Output all of the entries exactly as written.

(A block of data)
+---+
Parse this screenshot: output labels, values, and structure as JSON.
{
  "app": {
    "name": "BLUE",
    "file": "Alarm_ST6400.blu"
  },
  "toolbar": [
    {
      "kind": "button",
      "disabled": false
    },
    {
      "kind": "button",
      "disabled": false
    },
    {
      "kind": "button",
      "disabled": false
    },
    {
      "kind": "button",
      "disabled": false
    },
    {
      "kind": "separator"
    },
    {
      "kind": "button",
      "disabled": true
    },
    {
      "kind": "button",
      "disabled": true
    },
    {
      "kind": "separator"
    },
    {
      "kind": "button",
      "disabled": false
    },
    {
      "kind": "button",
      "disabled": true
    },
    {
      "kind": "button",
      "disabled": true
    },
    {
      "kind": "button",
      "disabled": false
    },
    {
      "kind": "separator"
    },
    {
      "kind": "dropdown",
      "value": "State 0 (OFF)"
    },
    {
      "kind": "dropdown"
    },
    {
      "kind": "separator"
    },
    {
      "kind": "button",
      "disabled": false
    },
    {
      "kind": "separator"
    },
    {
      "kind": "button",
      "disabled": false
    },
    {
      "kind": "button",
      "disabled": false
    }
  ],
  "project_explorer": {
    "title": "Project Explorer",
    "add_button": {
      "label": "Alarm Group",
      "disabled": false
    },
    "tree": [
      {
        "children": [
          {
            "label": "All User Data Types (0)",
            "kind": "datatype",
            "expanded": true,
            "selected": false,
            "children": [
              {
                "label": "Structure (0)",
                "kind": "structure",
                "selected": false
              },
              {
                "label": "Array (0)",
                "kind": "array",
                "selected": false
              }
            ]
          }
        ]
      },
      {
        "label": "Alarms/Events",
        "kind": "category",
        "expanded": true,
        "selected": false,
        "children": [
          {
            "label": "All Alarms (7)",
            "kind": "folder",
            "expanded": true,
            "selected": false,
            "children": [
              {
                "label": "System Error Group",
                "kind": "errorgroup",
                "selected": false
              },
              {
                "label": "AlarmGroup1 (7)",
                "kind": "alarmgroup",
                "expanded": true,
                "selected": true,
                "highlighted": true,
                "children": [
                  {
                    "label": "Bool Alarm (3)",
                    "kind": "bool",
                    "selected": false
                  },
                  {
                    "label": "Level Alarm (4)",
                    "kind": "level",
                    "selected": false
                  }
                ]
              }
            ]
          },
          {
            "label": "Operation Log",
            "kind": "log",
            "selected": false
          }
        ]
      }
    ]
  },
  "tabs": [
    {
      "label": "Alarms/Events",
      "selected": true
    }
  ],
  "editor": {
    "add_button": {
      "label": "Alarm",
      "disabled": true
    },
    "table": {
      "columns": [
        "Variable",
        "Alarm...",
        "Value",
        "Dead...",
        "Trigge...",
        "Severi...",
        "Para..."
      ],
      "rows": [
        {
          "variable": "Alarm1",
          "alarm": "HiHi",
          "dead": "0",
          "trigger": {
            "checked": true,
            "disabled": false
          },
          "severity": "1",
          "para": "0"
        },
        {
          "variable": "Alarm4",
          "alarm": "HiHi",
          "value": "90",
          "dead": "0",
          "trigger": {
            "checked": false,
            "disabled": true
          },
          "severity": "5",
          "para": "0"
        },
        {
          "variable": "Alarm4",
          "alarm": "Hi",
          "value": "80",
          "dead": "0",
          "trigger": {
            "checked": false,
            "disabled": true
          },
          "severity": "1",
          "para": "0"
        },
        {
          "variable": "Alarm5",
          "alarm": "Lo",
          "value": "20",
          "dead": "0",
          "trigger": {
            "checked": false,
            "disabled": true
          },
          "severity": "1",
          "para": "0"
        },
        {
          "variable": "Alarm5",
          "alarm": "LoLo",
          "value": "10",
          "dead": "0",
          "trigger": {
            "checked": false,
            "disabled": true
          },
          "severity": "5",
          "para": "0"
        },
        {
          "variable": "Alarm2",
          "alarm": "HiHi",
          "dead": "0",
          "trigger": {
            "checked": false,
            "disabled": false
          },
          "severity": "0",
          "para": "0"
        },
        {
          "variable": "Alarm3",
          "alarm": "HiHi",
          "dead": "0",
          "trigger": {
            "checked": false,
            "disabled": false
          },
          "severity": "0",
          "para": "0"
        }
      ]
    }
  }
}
+---+
* **CORRECT RESULT**:
Parse this screenshot: output labels, values, and structure as JSON.
{
  "app": {
    "name": "BLUE",
    "file": "Alarm_ST6400.blu"
  },
  "toolbar": [
    {
      "kind": "button",
      "disabled": false
    },
    {
      "kind": "button",
      "disabled": false
    },
    {
      "kind": "button",
      "disabled": false
    },
    {
      "kind": "button",
      "disabled": false
    },
    {
      "kind": "separator"
    },
    {
      "kind": "button",
      "disabled": true
    },
    {
      "kind": "button",
      "disabled": true
    },
    {
      "kind": "separator"
    },
    {
      "kind": "button",
      "disabled": false
    },
    {
      "kind": "button",
      "disabled": true
    },
    {
      "kind": "button",
      "disabled": true
    },
    {
      "kind": "button",
      "disabled": false
    },
    {
      "kind": "separator"
    },
    {
      "kind": "dropdown",
      "value": "State 0 (OFF)"
    },
    {
      "kind": "dropdown"
    },
    {
      "kind": "separator"
    },
    {
      "kind": "button",
      "disabled": false
    },
    {
      "kind": "separator"
    },
    {
      "kind": "button",
      "disabled": false
    },
    {
      "kind": "button",
      "disabled": false
    }
  ],
  "project_explorer": {
    "title": "Project Explorer",
    "add_button": {
      "label": "Alarm Group",
      "disabled": false
    },
    "tree": [
      {
        "children": [
          {
            "label": "All User Data Types (0)",
            "kind": "datatype",
            "expanded": true,
            "selected": false,
            "children": [
              {
                "label": "Structure (0)",
                "kind": "structure",
                "selected": false
              },
              {
                "label": "Array (0)",
                "kind": "array",
                "selected": false
              }
            ]
          }
        ]
      },
      {
        "label": "Alarms/Events",
        "kind": "category",
        "expanded": true,
        "selected": false,
        "children": [
          {
            "label": "All Alarms (7)",
            "kind": "folder",
            "expanded": true,
            "selected": false,
            "children": [
              {
                "label": "System Error Group",
                "kind": "errorgroup",
                "selected": false
              },
              {
                "label": "AlarmGroup1 (7)",
                "kind": "alarmgroup",
                "expanded": true,
                "selected": true,
                "highlighted": true,
                "children": [
                  {
                    "label": "Bool Alarm (3)",
                    "kind": "bool",
                    "selected": false
                  },
                  {
                    "label": "Level Alarm (4)",
                    "kind": "level",
                    "selected": false
                  }
                ]
              }
            ]
          },
          {
            "label": "Operation Log",
            "kind": "log",
            "selected": false
          }
        ]
      }
    ]
  },
  "tabs": [
    {
      "label": "Alarms/Events",
      "selected": true
    }
  ],
  "editor": {
    "add_button": {
      "label": "Alarm",
      "disabled": true
    },
    "table": {
      "columns": [
        "Variable",
        "Alarm...",
        "Value",
        "Dead...",
        "Trigge...",
        "Severi...",
        "Para..."
      ],
      "rows": [
        {
          "variable": "Alarm1",
          "alarm": "HiHi",
          "dead": "0",
          "trigger": {
            "checked": true,
            "disabled": false
          },
          "severity": "1",
          "para": "0"
        },
        {
          "variable": "Alarm4",
          "alarm": "HiHi",
          "value": "90",
          "dead": "0",
          "trigger": {
            "checked": false,
            "disabled": true
          },
          "severity": "5",
          "para": "0"
        },
        {
          "variable": "Alarm4",
          "alarm": "Hi",
          "value": "80",
          "dead": "0",
          "trigger": {
            "checked": false,
            "disabled": true
          },
          "severity": "1",
          "para": "0"
        },
        {
          "variable": "Alarm5",
          "alarm": "Lo",
          "value": "20",
          "dead": "0",
          "trigger": {
            "checked": false,
            "disabled": true
          },
          "severity": "1",
          "para": "0"
        },
        {
          "variable": "Alarm5",
          "alarm": "LoLo",
          "value": "10",
          "dead": "0",
          "trigger": {
            "checked": false,
            "disabled": true
          },
          "severity": "5",
          "para": "0"
        },
        {
          "variable": "Alarm2",
          "alarm": "HiHi",
          "dead": "0",
          "trigger": {
            "checked": false,
            "disabled": false
          },
          "severity": "0",
          "para": "0"
        },
        {
          "variable": "Alarm3",
          "alarm": "HiHi",
          "dead": "0",
          "trigger": {
            "checked": false,
            "disabled": false
          },
          "severity": "0",
          "para": "0"
        }
      ]
    }
  }
}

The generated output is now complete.